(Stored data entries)
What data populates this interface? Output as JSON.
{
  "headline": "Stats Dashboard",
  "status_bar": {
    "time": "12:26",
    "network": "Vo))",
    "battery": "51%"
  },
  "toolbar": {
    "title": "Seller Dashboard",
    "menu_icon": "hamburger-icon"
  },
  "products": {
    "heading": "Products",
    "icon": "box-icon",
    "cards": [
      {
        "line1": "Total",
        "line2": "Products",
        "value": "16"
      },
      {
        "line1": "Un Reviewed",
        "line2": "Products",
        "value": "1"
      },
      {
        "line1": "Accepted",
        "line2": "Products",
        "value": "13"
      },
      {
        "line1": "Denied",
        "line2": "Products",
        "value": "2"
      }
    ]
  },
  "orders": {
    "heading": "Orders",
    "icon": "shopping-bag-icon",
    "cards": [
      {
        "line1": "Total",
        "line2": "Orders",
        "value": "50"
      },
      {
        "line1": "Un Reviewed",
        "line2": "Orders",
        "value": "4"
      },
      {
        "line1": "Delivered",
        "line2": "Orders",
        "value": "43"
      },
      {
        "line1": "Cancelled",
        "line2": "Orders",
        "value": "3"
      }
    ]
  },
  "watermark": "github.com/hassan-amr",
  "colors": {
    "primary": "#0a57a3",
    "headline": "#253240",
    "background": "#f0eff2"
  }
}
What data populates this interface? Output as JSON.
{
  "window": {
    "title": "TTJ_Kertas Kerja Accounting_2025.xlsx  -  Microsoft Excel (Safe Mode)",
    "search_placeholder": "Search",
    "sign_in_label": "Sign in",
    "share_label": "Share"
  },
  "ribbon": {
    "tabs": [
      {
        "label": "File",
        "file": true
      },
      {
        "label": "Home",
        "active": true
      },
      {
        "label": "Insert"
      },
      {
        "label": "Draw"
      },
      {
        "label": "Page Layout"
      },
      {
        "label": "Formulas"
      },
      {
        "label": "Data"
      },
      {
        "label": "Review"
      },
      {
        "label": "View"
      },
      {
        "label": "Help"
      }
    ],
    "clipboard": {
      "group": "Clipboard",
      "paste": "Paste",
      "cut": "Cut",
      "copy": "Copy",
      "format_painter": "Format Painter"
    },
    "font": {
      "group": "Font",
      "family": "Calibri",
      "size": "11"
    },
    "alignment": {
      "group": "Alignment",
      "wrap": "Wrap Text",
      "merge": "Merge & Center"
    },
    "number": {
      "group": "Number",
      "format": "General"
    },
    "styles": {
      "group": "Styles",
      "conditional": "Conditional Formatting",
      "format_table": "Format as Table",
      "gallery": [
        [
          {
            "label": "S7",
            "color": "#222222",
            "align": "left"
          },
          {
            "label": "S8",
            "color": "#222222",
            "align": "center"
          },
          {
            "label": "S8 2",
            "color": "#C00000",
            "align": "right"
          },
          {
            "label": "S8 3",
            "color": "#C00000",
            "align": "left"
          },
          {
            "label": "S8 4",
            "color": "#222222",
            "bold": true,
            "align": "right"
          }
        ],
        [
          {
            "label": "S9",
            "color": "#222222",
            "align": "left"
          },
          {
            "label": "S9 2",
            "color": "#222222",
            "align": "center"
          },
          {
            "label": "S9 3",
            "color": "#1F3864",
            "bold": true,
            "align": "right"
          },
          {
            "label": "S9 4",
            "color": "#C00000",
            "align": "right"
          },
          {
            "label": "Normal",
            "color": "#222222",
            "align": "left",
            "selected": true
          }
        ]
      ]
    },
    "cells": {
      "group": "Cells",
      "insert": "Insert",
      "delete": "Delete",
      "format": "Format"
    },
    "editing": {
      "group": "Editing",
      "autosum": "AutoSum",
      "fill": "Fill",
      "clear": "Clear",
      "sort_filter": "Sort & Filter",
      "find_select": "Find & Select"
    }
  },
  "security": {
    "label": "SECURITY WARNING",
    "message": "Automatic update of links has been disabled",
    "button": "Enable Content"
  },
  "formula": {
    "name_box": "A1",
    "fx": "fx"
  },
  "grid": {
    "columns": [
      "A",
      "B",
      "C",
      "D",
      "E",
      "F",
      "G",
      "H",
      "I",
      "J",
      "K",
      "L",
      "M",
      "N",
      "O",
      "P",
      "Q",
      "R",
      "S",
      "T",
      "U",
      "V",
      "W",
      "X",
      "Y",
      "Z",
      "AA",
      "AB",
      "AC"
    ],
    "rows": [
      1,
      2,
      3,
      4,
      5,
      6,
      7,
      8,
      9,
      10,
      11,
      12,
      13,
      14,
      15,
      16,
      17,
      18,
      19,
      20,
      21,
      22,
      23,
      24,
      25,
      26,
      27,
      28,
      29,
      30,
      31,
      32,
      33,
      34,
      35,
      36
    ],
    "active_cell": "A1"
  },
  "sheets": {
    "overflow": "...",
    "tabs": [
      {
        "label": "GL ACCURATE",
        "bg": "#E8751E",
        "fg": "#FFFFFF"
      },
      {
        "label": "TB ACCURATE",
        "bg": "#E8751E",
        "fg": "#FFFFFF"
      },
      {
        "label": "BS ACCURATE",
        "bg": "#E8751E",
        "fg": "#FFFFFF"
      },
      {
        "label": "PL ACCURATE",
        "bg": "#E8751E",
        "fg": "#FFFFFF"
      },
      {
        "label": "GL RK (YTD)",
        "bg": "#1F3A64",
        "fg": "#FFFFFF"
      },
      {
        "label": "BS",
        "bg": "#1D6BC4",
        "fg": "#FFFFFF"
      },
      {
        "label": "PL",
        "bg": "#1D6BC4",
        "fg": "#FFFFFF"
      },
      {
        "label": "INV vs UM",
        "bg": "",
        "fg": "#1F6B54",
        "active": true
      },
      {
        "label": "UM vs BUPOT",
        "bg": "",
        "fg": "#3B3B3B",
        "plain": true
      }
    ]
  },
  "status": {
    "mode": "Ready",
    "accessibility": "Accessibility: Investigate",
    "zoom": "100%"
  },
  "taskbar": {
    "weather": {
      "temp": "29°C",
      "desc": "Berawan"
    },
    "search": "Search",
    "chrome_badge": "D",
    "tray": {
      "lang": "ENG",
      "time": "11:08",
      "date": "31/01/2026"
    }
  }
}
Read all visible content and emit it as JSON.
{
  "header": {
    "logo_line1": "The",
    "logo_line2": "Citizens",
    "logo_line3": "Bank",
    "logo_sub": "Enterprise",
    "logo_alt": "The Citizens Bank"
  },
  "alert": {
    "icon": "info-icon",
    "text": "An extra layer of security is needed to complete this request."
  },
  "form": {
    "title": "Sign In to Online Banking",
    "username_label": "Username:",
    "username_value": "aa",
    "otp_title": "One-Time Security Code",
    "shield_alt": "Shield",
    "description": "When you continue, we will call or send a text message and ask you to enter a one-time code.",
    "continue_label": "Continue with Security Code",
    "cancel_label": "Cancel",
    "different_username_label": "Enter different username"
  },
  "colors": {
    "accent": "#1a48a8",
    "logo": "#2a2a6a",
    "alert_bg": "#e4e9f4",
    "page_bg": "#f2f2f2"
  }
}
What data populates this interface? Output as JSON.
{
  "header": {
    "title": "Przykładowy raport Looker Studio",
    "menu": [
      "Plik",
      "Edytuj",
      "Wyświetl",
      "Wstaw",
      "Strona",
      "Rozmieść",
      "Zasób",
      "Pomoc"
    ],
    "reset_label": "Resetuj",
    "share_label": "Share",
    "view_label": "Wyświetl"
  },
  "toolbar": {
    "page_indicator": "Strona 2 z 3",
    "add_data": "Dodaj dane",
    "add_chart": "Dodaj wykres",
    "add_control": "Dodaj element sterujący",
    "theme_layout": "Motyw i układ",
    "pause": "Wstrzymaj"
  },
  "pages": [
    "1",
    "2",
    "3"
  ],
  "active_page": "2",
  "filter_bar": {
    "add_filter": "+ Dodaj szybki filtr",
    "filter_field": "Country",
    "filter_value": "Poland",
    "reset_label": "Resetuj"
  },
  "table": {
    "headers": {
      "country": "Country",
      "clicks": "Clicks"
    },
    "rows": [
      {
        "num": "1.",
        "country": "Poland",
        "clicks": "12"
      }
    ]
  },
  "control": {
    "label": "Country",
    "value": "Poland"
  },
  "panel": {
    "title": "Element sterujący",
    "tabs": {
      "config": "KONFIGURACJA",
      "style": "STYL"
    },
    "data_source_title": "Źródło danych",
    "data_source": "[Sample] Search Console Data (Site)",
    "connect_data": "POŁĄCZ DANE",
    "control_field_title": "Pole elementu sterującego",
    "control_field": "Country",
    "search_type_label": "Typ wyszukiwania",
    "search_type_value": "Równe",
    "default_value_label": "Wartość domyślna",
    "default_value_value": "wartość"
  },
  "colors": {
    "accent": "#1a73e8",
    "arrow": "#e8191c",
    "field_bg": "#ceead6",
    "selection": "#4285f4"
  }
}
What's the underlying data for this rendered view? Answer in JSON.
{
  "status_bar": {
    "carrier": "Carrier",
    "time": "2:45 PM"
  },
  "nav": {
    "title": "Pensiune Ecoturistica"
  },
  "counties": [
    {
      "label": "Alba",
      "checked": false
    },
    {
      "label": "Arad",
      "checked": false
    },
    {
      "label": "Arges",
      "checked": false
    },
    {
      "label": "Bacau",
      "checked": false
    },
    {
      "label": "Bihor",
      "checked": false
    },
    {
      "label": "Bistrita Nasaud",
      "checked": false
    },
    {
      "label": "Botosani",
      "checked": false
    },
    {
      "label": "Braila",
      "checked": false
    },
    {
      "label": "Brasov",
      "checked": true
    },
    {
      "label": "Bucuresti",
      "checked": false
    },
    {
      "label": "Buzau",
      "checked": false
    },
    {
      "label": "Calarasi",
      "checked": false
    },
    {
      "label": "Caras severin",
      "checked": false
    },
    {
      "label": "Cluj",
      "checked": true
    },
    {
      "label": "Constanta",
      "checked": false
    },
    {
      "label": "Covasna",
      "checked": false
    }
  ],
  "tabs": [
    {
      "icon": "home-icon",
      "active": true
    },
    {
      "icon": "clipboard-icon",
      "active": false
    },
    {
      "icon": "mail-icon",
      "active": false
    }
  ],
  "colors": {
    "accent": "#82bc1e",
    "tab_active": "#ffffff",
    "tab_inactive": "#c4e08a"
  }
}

§ Directions for this task
Copy every line from the entries that contains the word "group".

§ The completed task
      "group": "Clipboard",
      "group": "Font",
      "group": "Alignment",
      "group": "Number",
      "group": "Styles",
      "group": "Cells",
      "group": "Editing",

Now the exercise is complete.